● The problem
Which lines hold the word "color"? Copy each of them from the material.

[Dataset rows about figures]
● ● ●
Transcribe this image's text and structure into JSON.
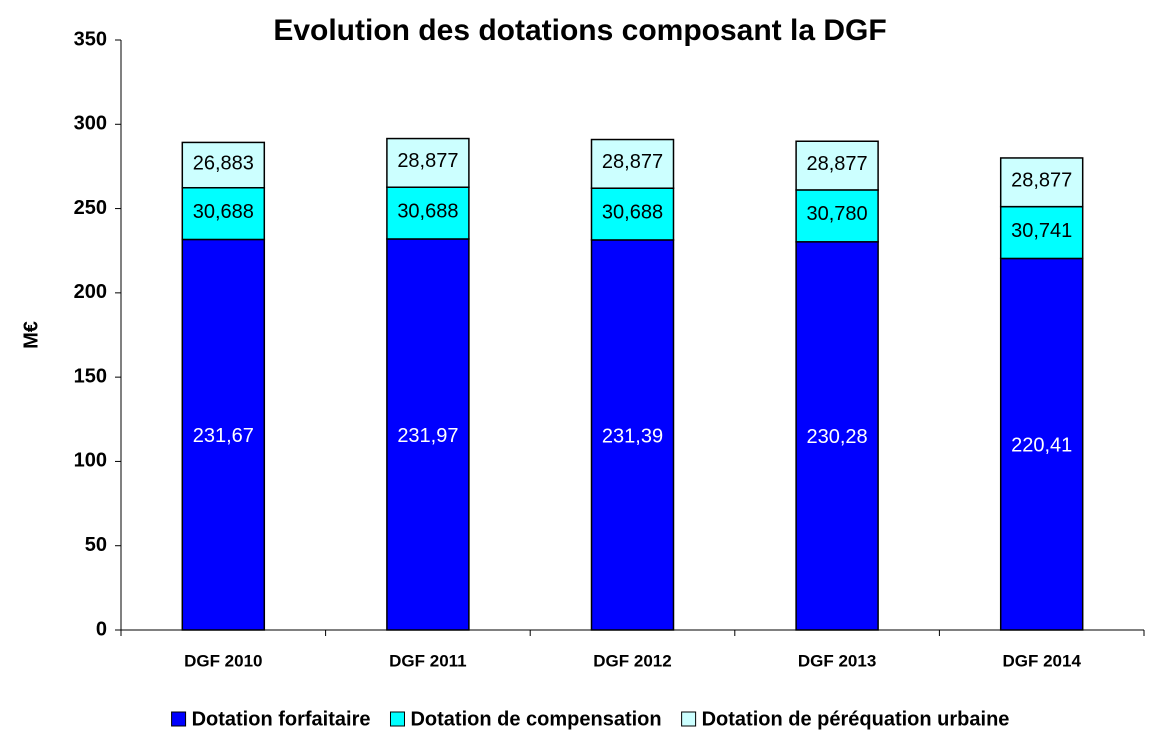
{
  "chart_data": {
    "type": "stacked_bar",
    "title": "Evolution des dotations composant la DGF",
    "y_label": "M€",
    "categories": [
      "DGF 2010",
      "DGF 2011",
      "DGF 2012",
      "DGF 2013",
      "DGF 2014"
    ],
    "series": [
      {
        "name": "Dotation forfaitaire",
        "color": "#0000ff",
        "values": [
          231.67,
          231.97,
          231.39,
          230.28,
          220.41
        ],
        "value_labels": [
          "231,67",
          "231,97",
          "231,39",
          "230,28",
          "220,41"
        ]
      },
      {
        "name": "Dotation de compensation",
        "color": "#00ffff",
        "values": [
          30.688,
          30.688,
          30.688,
          30.78,
          30.741
        ],
        "value_labels": [
          "30,688",
          "30,688",
          "30,688",
          "30,780",
          "30,741"
        ]
      },
      {
        "name": "Dotation de péréquation urbaine",
        "color": "#ccffff",
        "values": [
          26.883,
          28.877,
          28.877,
          28.877,
          28.877
        ],
        "value_labels": [
          "26,883",
          "28,877",
          "28,877",
          "28,877",
          "28,877"
        ]
      }
    ],
    "ylim": [
      0,
      350
    ],
    "yticks": [
      0,
      50,
      100,
      150,
      200,
      250,
      300,
      350
    ],
    "legend": "bottom"
  }
}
● ● ●
● Solution for this exercise
        "color": "#0000ff",
        "color": "#00ffff",
        "color": "#ccffff",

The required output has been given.